Data entries
########
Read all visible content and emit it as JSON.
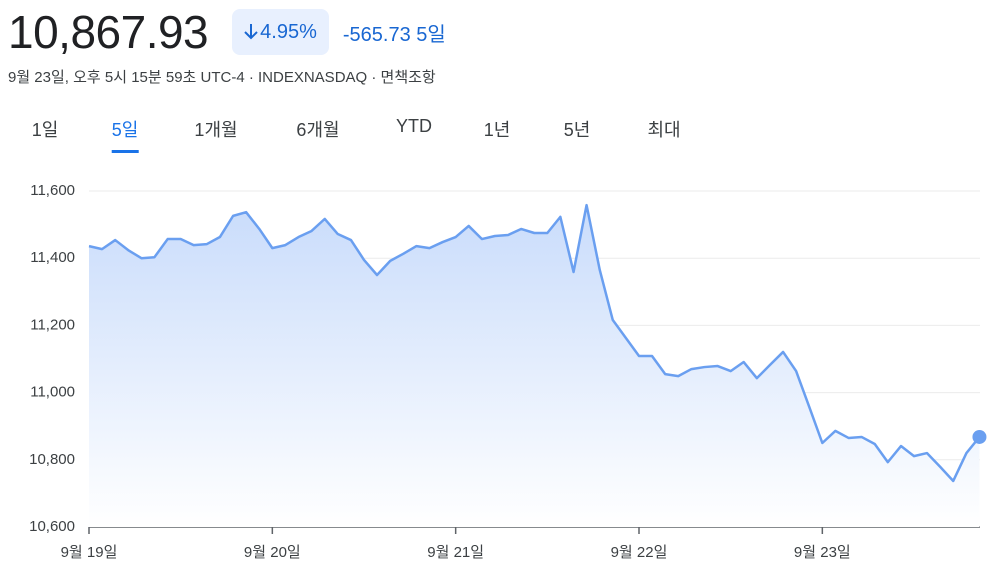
{
  "header": {
    "price": "10,867.93",
    "change_pct": "4.95%",
    "change": "-565.73",
    "period": "5일",
    "subtitle": "9월 23일, 오후 5시 15분 59초 UTC-4 · INDEXNASDAQ · 면책조항"
  },
  "tabs": [
    "1일",
    "5일",
    "1개월",
    "6개월",
    "YTD",
    "1년",
    "5년",
    "최대"
  ],
  "chart_data": {
    "type": "line",
    "color": "#6a9ff0",
    "grid": true,
    "x": [
      0,
      0.071,
      0.143,
      0.214,
      0.286,
      0.357,
      0.429,
      0.5,
      0.571,
      0.643,
      0.714,
      0.786,
      0.857,
      0.929,
      1,
      1.071,
      1.143,
      1.214,
      1.286,
      1.357,
      1.429,
      1.5,
      1.571,
      1.643,
      1.714,
      1.786,
      1.857,
      1.929,
      2,
      2.071,
      2.143,
      2.214,
      2.286,
      2.357,
      2.429,
      2.5,
      2.571,
      2.643,
      2.714,
      2.786,
      2.857,
      2.929,
      3,
      3.071,
      3.143,
      3.214,
      3.286,
      3.357,
      3.429,
      3.5,
      3.571,
      3.643,
      3.714,
      3.786,
      3.857,
      3.929,
      4,
      4.071,
      4.143,
      4.214,
      4.286,
      4.357,
      4.429,
      4.5,
      4.571,
      4.643,
      4.714,
      4.786,
      4.857
    ],
    "series": [
      {
        "name": "INDEXNASDAQ",
        "values": [
          11436,
          11427,
          11454,
          11424,
          11400,
          11403,
          11457,
          11457,
          11439,
          11442,
          11463,
          11526,
          11537,
          11487,
          11430,
          11439,
          11463,
          11481,
          11517,
          11472,
          11454,
          11395,
          11350,
          11392,
          11413,
          11436,
          11430,
          11448,
          11463,
          11496,
          11457,
          11466,
          11469,
          11487,
          11475,
          11475,
          11523,
          11359,
          11558,
          11365,
          11216,
          11162,
          11109,
          11109,
          11055,
          11049,
          11070,
          11076,
          11079,
          11064,
          11091,
          11043,
          11082,
          11121,
          11064,
          10957,
          10850,
          10886,
          10865,
          10868,
          10847,
          10793,
          10841,
          10811,
          10820,
          10779,
          10737,
          10820,
          10867.93
        ]
      }
    ],
    "xlim": [
      0,
      4.86
    ],
    "xticks": [
      {
        "value": 0,
        "label": "9월 19일"
      },
      {
        "value": 1,
        "label": "9월 20일"
      },
      {
        "value": 2,
        "label": "9월 21일"
      },
      {
        "value": 3,
        "label": "9월 22일"
      },
      {
        "value": 4,
        "label": "9월 23일"
      }
    ],
    "ylim": [
      10600,
      11600
    ],
    "yticks": [
      {
        "value": 10600,
        "label": "10,600"
      },
      {
        "value": 10800,
        "label": "10,800"
      },
      {
        "value": 11000,
        "label": "11,000"
      },
      {
        "value": 11200,
        "label": "11,200"
      },
      {
        "value": 11400,
        "label": "11,400"
      },
      {
        "value": 11600,
        "label": "11,600"
      }
    ]
  }
}
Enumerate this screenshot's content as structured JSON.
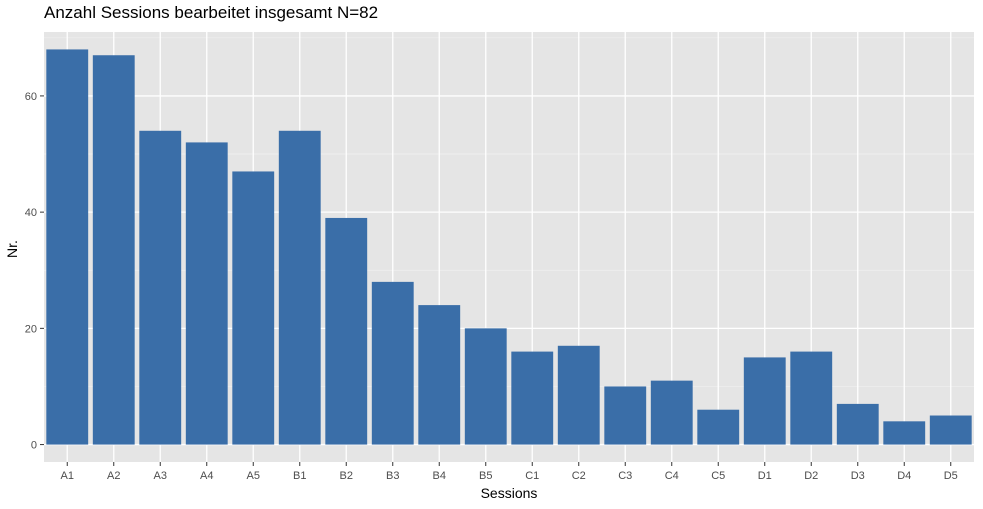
{
  "chart_data": {
    "type": "bar",
    "title": "Anzahl Sessions bearbeitet insgesamt N=82",
    "xlabel": "Sessions",
    "ylabel": "Nr.",
    "categories": [
      "A1",
      "A2",
      "A3",
      "A4",
      "A5",
      "B1",
      "B2",
      "B3",
      "B4",
      "B5",
      "C1",
      "C2",
      "C3",
      "C4",
      "C5",
      "D1",
      "D2",
      "D3",
      "D4",
      "D5"
    ],
    "values": [
      68,
      67,
      54,
      52,
      47,
      54,
      39,
      28,
      24,
      20,
      16,
      17,
      10,
      11,
      6,
      15,
      16,
      7,
      4,
      5
    ],
    "ylim": [
      -3,
      71
    ],
    "yticks": [
      0,
      20,
      40,
      60
    ],
    "grid": true,
    "colors": {
      "bar": "#3a6ea8",
      "panel": "#e5e5e5",
      "grid_major": "#ffffff",
      "grid_minor": "#f0f0f0",
      "tick_text": "#4d4d4d"
    }
  }
}
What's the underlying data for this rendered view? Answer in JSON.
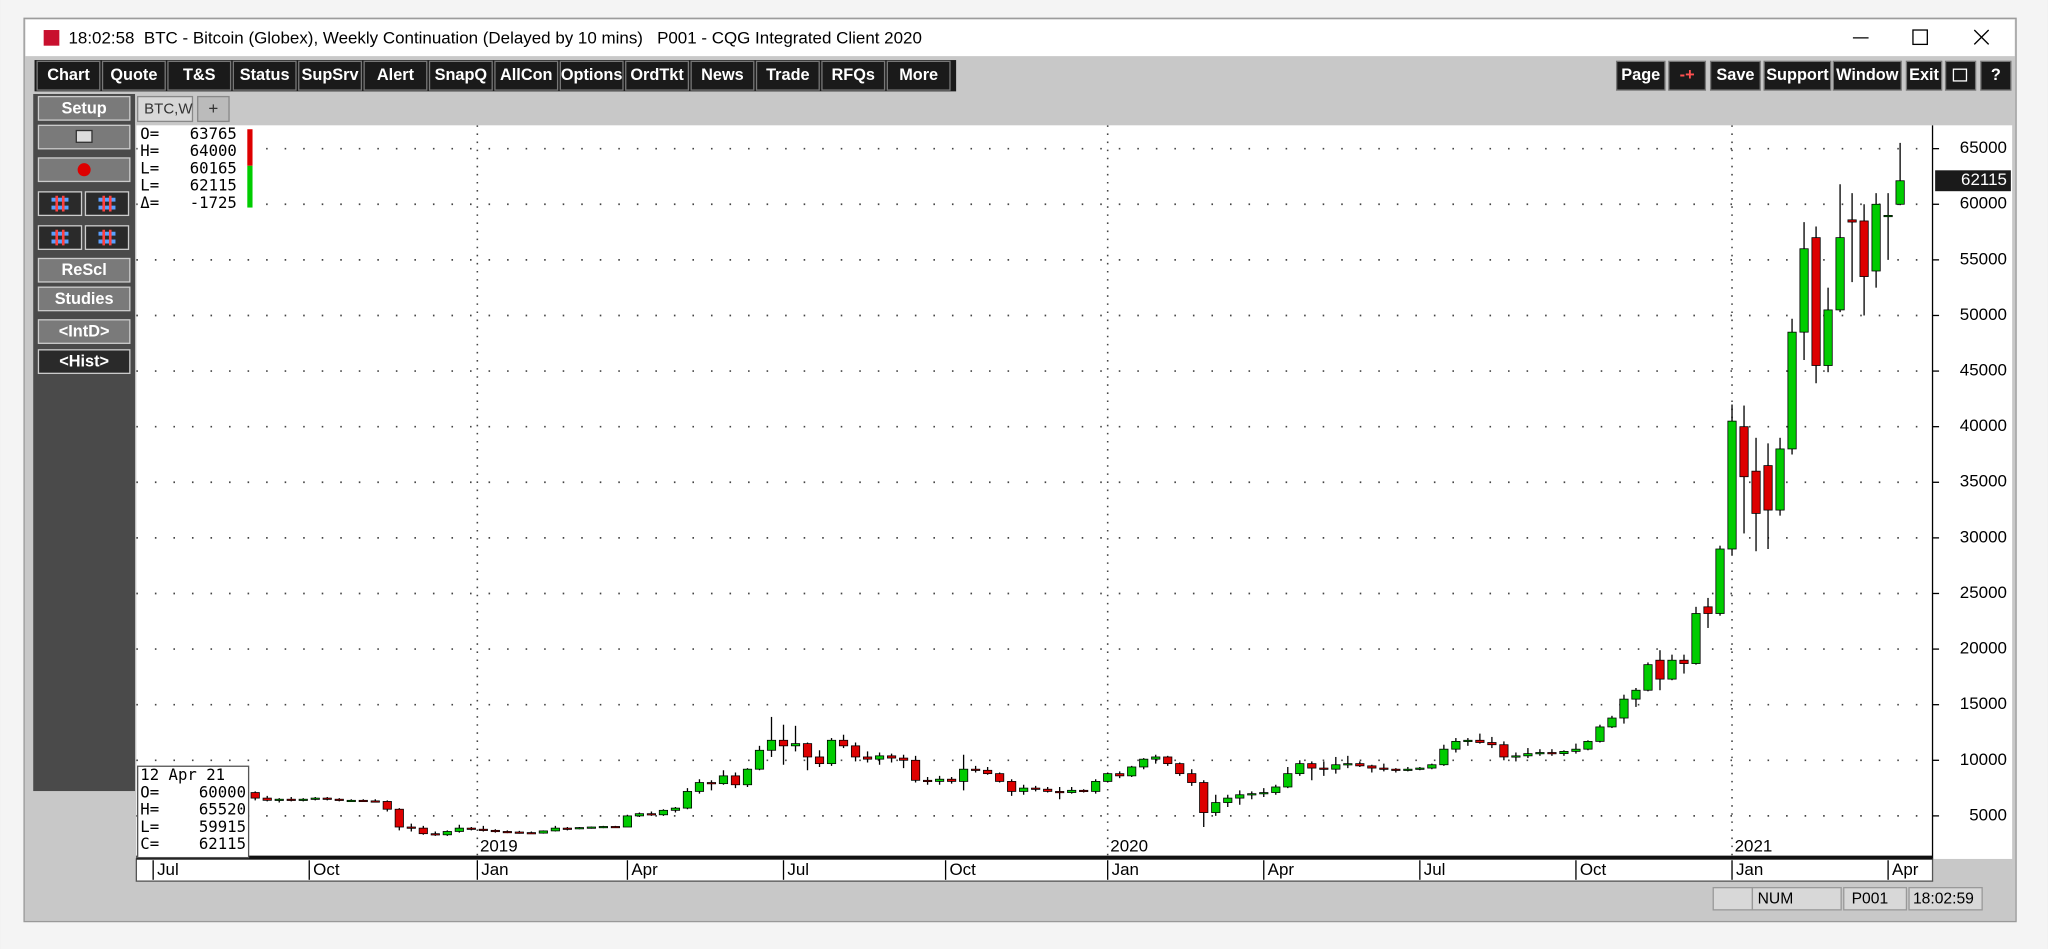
{
  "window": {
    "title": "18:02:58  BTC - Bitcoin (Globex), Weekly Continuation (Delayed by 10 mins)   P001 - CQG Integrated Client 2020"
  },
  "toolbar": {
    "left": [
      "Chart",
      "Quote",
      "T&S",
      "Status",
      "SupSrv",
      "Alert",
      "SnapQ",
      "AllCon",
      "Options",
      "OrdTkt",
      "News",
      "Trade",
      "RFQs",
      "More"
    ],
    "right": [
      "Page",
      "-+",
      "Save",
      "Support",
      "Window",
      "Exit",
      "?"
    ]
  },
  "side_panel": {
    "setup": "Setup",
    "rescale": "ReScl",
    "studies": "Studies",
    "intraday": "<IntD>",
    "history": "<Hist>"
  },
  "tabs": {
    "active": "BTC,W",
    "add": "+"
  },
  "quote_box": {
    "labels": [
      "O=",
      "H=",
      "L=",
      "L=",
      "Δ="
    ],
    "values": [
      63765,
      64000,
      60165,
      62115,
      -1725
    ]
  },
  "cursor_box": {
    "date": "12 Apr 21",
    "labels": [
      "O=",
      "H=",
      "L=",
      "C="
    ]
  },
  "status_bar": {
    "num": "NUM",
    "page": "P001",
    "time": "18:02:59"
  },
  "chart_data": {
    "type": "candlestick",
    "grid": true,
    "up_color": "#00cc00",
    "down_color": "#dd0000",
    "xlim": [
      -9.9,
      139.7
    ],
    "xticks": [
      {
        "value": -8.5,
        "label": "Jul"
      },
      {
        "value": 4.5,
        "label": "Oct"
      },
      {
        "value": 18.5,
        "label": "Jan"
      },
      {
        "value": 31,
        "label": "Apr"
      },
      {
        "value": 44,
        "label": "Jul"
      },
      {
        "value": 57.5,
        "label": "Oct"
      },
      {
        "value": 71,
        "label": "Jan"
      },
      {
        "value": 84,
        "label": "Apr"
      },
      {
        "value": 97,
        "label": "Jul"
      },
      {
        "value": 110,
        "label": "Oct"
      },
      {
        "value": 123,
        "label": "Jan"
      },
      {
        "value": 136,
        "label": "Apr"
      }
    ],
    "year_labels": [
      {
        "value": 18.5,
        "label": "2019"
      },
      {
        "value": 71,
        "label": "2020"
      },
      {
        "value": 123,
        "label": "2021"
      }
    ],
    "ylim": [
      1130,
      67100
    ],
    "yticks": [
      5000,
      10000,
      15000,
      20000,
      25000,
      30000,
      35000,
      40000,
      45000,
      50000,
      55000,
      60000,
      65000
    ],
    "open": [
      7100,
      6600,
      6400,
      6500,
      6400,
      6500,
      6600,
      6500,
      6400,
      6400,
      6350,
      6300,
      5600,
      4000,
      3900,
      3400,
      3300,
      3600,
      3900,
      3800,
      3700,
      3600,
      3550,
      3500,
      3450,
      3650,
      3900,
      3850,
      3950,
      4000,
      4050,
      4000,
      5000,
      5200,
      5100,
      5500,
      5700,
      7200,
      8000,
      7900,
      8600,
      7800,
      9200,
      10900,
      11800,
      11300,
      11500,
      10300,
      9700,
      11800,
      11300,
      10300,
      10100,
      10400,
      10200,
      10000,
      8200,
      8100,
      8300,
      8100,
      9200,
      9100,
      8800,
      8100,
      7200,
      7500,
      7400,
      7200,
      7100,
      7300,
      7200,
      8100,
      8800,
      8600,
      9400,
      10100,
      10300,
      9700,
      8800,
      8000,
      5300,
      6200,
      6600,
      6900,
      7000,
      7100,
      7600,
      8800,
      9700,
      9300,
      9200,
      9600,
      9700,
      9500,
      9300,
      9200,
      9100,
      9200,
      9300,
      9600,
      11000,
      11700,
      11800,
      11600,
      11400,
      10300,
      10400,
      10600,
      10700,
      10600,
      10800,
      11000,
      11700,
      13000,
      13800,
      15500,
      16300,
      19000,
      17300,
      19000,
      18700,
      23800,
      23200,
      29000,
      40000,
      36000,
      36500,
      32500,
      38000,
      48500,
      57000,
      45500,
      50500,
      58600,
      58500,
      54000,
      59000,
      60000
    ],
    "high": [
      7200,
      6800,
      6600,
      6700,
      6600,
      6700,
      6700,
      6600,
      6500,
      6500,
      6500,
      6400,
      5700,
      4300,
      4100,
      3600,
      3700,
      4200,
      4000,
      4100,
      3800,
      3700,
      3650,
      3600,
      3700,
      4100,
      4000,
      4000,
      4050,
      4100,
      4100,
      5100,
      5300,
      5400,
      5600,
      5800,
      7500,
      8300,
      8200,
      9100,
      8900,
      9300,
      11300,
      13900,
      13200,
      13100,
      11600,
      10900,
      12000,
      12300,
      11600,
      10800,
      10700,
      10600,
      10500,
      10400,
      8500,
      8600,
      8500,
      10500,
      9500,
      9400,
      8900,
      8300,
      7800,
      7700,
      7600,
      7600,
      7600,
      7400,
      8300,
      8900,
      9000,
      9500,
      10200,
      10500,
      10400,
      9800,
      9200,
      8200,
      6900,
      6900,
      7300,
      7200,
      7500,
      7800,
      9400,
      10000,
      9900,
      9900,
      10300,
      10400,
      9900,
      9600,
      9700,
      9300,
      9400,
      9400,
      9700,
      11400,
      12000,
      12000,
      12400,
      12100,
      11700,
      10700,
      11100,
      11000,
      11000,
      10900,
      11500,
      11800,
      13200,
      14000,
      15900,
      16500,
      18800,
      19900,
      19500,
      19500,
      23800,
      24600,
      29300,
      42000,
      41900,
      39000,
      38500,
      39000,
      49700,
      58400,
      58000,
      52500,
      61800,
      61000,
      60000,
      61000,
      61000,
      65520
    ],
    "low": [
      6400,
      6300,
      6200,
      6300,
      6300,
      6400,
      6400,
      6300,
      6300,
      6300,
      6200,
      5400,
      3700,
      3600,
      3300,
      3200,
      3200,
      3500,
      3700,
      3600,
      3500,
      3450,
      3400,
      3400,
      3400,
      3600,
      3700,
      3800,
      3850,
      3900,
      3950,
      4000,
      4900,
      5000,
      5000,
      5300,
      5600,
      7000,
      7300,
      7800,
      7500,
      7600,
      9100,
      10300,
      9600,
      10800,
      9100,
      9400,
      9500,
      11100,
      9900,
      9800,
      9600,
      9800,
      9300,
      8000,
      7800,
      7800,
      7900,
      7300,
      8900,
      8700,
      8000,
      6800,
      6900,
      7200,
      7100,
      6500,
      7000,
      7100,
      7000,
      8000,
      8400,
      8500,
      9200,
      9700,
      9500,
      8600,
      7700,
      4000,
      5000,
      5800,
      6000,
      6500,
      6700,
      6900,
      7500,
      8600,
      8200,
      8600,
      8800,
      9300,
      9400,
      8900,
      9000,
      8900,
      9000,
      9100,
      9200,
      9500,
      10700,
      11300,
      11500,
      11100,
      10000,
      9900,
      10200,
      10400,
      10400,
      10400,
      10600,
      10900,
      11600,
      12900,
      13300,
      14800,
      16200,
      16300,
      17200,
      17800,
      18600,
      21900,
      23000,
      28500,
      30400,
      28800,
      29000,
      32000,
      37500,
      46000,
      43900,
      44900,
      50300,
      53000,
      50000,
      52500,
      55000,
      59915
    ],
    "close": [
      6600,
      6400,
      6500,
      6400,
      6500,
      6600,
      6500,
      6400,
      6400,
      6350,
      6300,
      5600,
      4000,
      3900,
      3400,
      3300,
      3600,
      3900,
      3800,
      3700,
      3600,
      3550,
      3500,
      3450,
      3650,
      3900,
      3850,
      3950,
      4000,
      4050,
      4000,
      5000,
      5200,
      5100,
      5500,
      5700,
      7200,
      8000,
      7900,
      8600,
      7800,
      9200,
      10900,
      11800,
      11300,
      11500,
      10300,
      9700,
      11800,
      11300,
      10300,
      10100,
      10400,
      10200,
      10000,
      8200,
      8100,
      8300,
      8100,
      9200,
      9100,
      8800,
      8100,
      7200,
      7500,
      7400,
      7200,
      7100,
      7300,
      7200,
      8100,
      8800,
      8600,
      9400,
      10100,
      10300,
      9700,
      8800,
      8000,
      5300,
      6200,
      6600,
      6900,
      7000,
      7100,
      7600,
      8800,
      9700,
      9300,
      9200,
      9600,
      9700,
      9500,
      9300,
      9200,
      9100,
      9200,
      9300,
      9600,
      11000,
      11700,
      11800,
      11600,
      11400,
      10300,
      10400,
      10600,
      10700,
      10600,
      10800,
      11000,
      11700,
      13000,
      13800,
      15500,
      16300,
      18600,
      17300,
      19000,
      18700,
      23200,
      23200,
      29000,
      40500,
      35500,
      32200,
      32500,
      38000,
      48500,
      56000,
      45500,
      50500,
      57000,
      58400,
      53500,
      60000,
      59000,
      62115
    ]
  }
}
########
[SET TASK]:
Identify all lines where the word "content" shows up. Copy them.

[EXERCISE RESPONSE]:
Read all visible content and emit it as JSON.
Enumerate this screenshot's content as structured JSON.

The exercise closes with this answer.